Exercise
Seek out every line containing the word "text", and copy each.

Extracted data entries
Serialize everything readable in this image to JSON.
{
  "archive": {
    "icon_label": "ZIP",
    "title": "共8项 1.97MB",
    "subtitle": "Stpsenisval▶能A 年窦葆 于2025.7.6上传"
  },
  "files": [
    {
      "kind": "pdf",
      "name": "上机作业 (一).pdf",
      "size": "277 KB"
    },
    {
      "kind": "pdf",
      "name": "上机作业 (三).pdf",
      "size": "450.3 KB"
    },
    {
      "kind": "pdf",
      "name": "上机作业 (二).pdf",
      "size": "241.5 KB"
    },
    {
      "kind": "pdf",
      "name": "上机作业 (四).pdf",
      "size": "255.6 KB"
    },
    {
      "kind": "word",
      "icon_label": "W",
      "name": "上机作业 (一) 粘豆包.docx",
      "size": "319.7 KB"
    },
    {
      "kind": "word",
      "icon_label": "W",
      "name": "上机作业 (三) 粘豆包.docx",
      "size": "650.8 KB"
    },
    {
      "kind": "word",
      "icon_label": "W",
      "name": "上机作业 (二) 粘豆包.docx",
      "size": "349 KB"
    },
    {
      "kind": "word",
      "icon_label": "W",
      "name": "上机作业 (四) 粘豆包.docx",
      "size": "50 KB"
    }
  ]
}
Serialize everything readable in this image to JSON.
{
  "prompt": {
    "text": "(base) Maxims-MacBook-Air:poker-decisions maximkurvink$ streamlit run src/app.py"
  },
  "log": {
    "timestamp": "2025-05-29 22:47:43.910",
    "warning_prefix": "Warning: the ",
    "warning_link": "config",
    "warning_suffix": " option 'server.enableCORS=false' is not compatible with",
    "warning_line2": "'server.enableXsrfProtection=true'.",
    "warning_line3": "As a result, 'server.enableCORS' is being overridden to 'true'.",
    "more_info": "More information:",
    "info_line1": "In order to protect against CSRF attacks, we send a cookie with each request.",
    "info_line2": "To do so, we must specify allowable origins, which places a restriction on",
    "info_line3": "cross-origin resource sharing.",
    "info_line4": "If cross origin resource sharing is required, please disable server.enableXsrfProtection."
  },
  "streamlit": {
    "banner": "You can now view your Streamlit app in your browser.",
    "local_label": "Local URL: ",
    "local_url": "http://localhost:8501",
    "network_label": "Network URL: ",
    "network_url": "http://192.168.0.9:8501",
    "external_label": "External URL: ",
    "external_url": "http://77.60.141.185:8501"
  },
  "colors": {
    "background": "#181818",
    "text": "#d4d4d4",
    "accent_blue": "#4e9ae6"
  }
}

Output for this task
    "text": "(base) Maxims-MacBook-Air:poker-decisions maximkurvink$ streamlit run src/app.py"
    "text": "#d4d4d4",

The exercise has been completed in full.